▶ [What you need to do] Within the material below, find each line bearing the word "JSON" and present it.

* * *

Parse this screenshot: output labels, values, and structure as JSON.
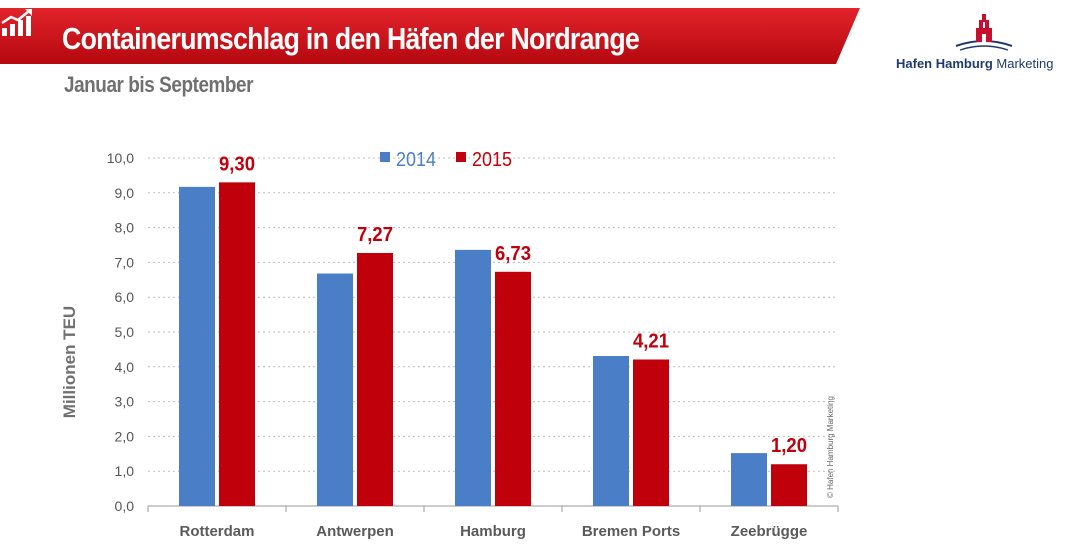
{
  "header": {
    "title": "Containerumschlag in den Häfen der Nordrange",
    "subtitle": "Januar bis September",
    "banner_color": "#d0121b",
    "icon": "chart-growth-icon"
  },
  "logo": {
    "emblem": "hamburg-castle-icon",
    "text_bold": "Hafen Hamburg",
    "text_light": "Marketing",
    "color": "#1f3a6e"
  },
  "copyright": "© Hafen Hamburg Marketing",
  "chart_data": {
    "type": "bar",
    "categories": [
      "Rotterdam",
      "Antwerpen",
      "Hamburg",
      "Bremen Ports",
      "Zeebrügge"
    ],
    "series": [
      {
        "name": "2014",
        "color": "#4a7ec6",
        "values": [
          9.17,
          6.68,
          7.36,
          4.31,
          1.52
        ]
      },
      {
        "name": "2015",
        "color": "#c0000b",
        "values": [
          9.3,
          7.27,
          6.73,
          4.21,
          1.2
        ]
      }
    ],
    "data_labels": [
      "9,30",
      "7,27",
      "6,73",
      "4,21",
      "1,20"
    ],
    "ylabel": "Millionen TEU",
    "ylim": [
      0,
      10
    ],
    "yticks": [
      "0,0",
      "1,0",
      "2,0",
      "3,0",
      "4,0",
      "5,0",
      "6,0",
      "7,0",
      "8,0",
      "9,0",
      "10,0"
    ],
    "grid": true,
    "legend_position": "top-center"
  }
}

* * *

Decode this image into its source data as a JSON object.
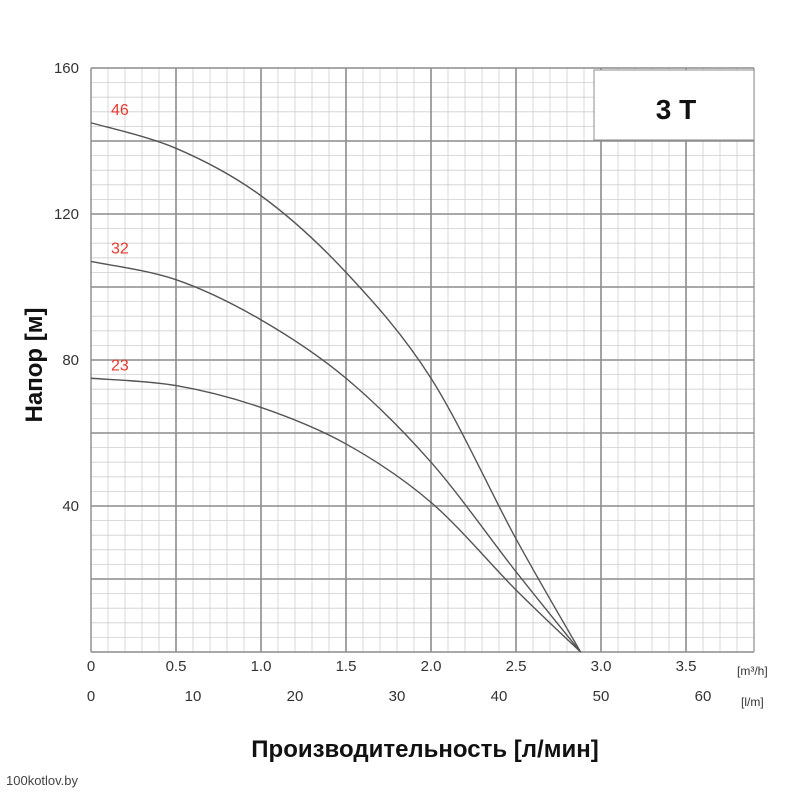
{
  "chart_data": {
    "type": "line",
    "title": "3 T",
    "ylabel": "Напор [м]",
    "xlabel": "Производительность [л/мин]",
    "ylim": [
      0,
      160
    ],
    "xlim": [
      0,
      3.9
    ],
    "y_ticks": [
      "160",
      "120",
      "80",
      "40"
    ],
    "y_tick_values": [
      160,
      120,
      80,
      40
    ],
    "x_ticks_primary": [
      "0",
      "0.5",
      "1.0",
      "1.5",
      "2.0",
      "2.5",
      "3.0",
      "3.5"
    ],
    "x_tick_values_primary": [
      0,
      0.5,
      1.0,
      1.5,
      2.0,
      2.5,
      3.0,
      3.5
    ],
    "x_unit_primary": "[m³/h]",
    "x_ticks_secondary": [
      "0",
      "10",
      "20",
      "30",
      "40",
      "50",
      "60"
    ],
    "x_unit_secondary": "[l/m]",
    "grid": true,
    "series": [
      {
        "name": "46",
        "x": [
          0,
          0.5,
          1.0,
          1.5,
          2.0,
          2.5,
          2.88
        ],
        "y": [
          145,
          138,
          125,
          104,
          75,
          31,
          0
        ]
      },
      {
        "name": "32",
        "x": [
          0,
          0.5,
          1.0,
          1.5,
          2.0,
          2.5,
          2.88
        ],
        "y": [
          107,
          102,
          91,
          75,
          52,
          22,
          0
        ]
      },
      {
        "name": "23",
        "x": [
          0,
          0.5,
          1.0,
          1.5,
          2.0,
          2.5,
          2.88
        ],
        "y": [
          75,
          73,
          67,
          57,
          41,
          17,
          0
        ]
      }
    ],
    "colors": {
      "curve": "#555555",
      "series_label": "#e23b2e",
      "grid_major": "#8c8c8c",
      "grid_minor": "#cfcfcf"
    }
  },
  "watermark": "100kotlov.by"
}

* * *

▶ [Worked answer]
Parse this screenshot: output labels, values, and structure as JSON.
Decode this image into its source data as a JSON object.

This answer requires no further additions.